→ Exercise details
Pull every line containing the word "text" from the records.

### Task material

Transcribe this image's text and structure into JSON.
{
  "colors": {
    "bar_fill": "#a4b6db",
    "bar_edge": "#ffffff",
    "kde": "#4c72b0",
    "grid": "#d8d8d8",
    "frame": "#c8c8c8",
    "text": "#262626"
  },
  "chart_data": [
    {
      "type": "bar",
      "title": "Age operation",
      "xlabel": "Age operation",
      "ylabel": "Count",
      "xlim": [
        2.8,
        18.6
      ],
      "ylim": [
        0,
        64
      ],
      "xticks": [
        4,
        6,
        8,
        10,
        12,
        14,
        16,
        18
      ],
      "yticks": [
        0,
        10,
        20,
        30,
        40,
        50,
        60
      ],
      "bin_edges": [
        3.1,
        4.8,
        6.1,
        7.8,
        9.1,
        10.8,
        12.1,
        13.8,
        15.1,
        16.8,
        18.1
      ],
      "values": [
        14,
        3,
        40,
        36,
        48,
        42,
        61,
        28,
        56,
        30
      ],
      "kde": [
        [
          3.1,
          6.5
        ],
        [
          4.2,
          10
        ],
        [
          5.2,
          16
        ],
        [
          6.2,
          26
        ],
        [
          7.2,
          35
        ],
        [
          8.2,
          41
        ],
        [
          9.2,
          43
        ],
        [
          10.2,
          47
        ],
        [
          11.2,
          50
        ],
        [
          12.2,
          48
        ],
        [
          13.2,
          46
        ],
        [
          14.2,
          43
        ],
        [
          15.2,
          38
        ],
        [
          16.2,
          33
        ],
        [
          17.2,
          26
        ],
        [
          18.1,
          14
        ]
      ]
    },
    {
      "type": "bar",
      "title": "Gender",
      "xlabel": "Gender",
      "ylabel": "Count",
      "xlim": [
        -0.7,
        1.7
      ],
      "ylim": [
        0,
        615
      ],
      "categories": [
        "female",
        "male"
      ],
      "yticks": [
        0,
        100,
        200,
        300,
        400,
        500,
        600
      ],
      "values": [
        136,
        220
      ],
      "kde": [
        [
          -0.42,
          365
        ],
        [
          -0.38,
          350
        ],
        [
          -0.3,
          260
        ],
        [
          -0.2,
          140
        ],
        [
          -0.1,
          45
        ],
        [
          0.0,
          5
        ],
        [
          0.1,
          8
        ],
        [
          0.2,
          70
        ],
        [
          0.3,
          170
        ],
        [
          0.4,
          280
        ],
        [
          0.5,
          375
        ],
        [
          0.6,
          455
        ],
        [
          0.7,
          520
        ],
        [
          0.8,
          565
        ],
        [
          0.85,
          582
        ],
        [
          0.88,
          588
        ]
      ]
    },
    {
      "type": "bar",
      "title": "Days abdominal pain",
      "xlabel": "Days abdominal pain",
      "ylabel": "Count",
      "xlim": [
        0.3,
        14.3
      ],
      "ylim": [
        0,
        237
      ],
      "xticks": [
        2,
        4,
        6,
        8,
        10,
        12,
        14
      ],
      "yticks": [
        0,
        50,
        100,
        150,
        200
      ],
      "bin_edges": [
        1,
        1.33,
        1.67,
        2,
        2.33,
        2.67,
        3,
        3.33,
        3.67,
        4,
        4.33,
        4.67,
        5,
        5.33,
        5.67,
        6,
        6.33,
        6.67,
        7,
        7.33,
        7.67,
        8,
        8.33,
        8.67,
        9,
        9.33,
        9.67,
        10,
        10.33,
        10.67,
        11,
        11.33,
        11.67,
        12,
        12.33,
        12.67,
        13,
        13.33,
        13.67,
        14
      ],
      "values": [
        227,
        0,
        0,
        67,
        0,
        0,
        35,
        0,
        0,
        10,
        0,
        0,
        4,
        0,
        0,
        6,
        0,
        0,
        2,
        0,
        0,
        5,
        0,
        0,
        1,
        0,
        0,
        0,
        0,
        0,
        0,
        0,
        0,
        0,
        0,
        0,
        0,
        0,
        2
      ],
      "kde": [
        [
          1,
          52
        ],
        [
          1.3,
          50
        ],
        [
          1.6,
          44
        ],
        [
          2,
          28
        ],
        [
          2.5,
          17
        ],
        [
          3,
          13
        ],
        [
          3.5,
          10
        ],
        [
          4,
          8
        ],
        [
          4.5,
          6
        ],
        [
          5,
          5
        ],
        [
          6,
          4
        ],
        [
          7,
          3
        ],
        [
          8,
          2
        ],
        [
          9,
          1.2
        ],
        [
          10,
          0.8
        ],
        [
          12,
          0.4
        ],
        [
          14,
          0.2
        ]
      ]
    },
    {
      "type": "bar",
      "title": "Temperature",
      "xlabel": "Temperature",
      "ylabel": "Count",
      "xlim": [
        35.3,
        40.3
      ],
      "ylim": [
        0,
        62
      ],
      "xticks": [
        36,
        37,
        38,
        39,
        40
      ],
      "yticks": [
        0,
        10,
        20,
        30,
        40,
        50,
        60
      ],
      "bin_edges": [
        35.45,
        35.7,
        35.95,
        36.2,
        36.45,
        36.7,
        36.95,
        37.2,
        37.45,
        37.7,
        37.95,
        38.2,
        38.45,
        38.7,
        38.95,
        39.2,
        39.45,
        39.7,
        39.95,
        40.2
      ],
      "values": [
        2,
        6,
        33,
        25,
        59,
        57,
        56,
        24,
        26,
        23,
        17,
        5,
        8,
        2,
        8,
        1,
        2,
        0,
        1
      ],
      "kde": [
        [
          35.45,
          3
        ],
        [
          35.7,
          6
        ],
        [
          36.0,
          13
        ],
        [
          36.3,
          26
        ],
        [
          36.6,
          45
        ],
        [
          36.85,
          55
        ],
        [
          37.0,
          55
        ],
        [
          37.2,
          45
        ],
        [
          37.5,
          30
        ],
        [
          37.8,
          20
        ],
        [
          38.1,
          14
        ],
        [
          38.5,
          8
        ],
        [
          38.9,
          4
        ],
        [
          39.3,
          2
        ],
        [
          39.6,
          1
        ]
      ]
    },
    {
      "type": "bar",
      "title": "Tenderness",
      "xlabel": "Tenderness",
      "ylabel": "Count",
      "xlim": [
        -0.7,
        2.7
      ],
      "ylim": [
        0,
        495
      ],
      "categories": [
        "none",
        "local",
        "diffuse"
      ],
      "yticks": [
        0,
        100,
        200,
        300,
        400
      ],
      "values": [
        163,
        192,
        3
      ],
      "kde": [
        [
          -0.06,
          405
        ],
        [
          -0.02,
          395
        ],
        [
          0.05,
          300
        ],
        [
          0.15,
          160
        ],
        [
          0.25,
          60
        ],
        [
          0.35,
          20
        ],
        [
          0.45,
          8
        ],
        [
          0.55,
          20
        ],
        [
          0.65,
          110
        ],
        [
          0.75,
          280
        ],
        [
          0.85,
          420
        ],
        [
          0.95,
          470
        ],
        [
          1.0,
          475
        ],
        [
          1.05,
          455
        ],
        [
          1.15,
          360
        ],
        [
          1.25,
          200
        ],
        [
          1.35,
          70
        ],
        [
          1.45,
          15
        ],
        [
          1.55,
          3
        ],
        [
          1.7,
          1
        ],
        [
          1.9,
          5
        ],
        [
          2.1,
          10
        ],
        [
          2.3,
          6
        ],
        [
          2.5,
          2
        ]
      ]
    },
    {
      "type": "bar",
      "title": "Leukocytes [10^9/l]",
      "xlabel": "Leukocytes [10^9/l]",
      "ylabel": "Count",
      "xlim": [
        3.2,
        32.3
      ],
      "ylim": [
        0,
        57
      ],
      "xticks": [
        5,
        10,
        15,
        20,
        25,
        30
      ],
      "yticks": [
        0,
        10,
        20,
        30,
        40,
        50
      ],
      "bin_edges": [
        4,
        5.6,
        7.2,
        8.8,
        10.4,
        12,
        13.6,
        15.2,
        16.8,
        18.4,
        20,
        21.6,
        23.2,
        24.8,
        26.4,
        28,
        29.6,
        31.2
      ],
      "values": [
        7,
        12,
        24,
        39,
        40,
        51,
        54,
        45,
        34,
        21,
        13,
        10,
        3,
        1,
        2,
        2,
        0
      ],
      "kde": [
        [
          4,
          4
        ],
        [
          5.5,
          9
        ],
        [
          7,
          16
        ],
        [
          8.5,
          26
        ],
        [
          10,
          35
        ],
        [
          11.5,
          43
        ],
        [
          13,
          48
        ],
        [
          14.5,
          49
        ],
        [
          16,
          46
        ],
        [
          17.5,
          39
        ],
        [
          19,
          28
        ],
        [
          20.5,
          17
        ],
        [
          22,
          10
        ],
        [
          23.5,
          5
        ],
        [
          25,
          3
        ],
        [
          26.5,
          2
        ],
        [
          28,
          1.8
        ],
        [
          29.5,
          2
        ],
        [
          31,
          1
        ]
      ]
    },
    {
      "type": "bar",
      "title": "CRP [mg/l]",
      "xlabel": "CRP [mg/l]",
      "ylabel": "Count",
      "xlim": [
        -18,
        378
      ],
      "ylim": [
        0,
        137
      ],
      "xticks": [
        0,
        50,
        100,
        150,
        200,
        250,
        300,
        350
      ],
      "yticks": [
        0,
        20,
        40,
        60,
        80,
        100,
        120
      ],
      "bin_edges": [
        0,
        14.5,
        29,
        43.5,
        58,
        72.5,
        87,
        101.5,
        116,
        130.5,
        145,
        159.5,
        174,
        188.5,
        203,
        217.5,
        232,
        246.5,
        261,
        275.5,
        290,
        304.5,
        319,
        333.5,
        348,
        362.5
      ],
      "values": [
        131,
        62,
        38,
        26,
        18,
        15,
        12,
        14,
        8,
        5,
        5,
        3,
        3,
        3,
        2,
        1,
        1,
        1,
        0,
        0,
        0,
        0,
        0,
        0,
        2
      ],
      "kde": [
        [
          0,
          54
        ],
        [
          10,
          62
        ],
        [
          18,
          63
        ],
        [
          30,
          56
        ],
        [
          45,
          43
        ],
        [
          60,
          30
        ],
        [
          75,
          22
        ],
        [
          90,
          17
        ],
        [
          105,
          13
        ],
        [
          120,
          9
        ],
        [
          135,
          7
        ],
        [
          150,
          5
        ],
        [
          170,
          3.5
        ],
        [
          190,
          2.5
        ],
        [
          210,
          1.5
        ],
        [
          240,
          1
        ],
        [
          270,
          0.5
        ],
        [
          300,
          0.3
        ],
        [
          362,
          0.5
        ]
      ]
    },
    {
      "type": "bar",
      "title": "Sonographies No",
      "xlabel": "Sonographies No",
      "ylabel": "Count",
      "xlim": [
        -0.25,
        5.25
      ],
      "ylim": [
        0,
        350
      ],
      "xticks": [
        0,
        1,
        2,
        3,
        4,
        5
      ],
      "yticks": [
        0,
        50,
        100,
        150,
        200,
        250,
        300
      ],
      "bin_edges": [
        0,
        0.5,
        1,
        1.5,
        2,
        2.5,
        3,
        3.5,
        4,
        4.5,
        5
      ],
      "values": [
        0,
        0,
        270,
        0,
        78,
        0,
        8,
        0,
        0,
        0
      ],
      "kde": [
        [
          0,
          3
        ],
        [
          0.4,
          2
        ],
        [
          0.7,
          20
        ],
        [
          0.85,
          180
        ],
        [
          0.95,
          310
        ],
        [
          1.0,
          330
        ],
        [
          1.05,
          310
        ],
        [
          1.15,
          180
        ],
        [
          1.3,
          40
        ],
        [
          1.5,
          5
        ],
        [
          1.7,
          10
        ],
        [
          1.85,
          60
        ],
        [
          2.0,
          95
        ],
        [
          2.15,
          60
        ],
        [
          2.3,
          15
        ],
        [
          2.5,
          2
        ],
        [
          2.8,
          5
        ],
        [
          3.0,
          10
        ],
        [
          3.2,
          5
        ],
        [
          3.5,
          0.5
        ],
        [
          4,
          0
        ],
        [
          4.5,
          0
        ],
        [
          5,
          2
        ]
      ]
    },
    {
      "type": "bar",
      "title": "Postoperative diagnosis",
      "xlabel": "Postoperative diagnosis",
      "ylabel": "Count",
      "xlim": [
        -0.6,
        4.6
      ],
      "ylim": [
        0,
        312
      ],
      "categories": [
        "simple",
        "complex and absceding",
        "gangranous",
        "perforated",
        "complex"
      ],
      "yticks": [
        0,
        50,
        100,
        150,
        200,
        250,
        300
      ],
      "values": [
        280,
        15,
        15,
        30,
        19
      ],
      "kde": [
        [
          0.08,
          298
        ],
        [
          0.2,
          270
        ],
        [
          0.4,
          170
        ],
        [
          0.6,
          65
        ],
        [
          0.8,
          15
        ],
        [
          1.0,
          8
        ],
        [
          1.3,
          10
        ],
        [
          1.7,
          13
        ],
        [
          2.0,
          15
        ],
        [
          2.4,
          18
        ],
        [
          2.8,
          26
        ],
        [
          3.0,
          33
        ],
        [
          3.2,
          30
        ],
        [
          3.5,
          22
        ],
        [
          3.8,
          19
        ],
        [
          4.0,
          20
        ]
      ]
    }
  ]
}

######

→ Final answer
Transcribe this image's text and structure into JSON.
    "text": "#262626"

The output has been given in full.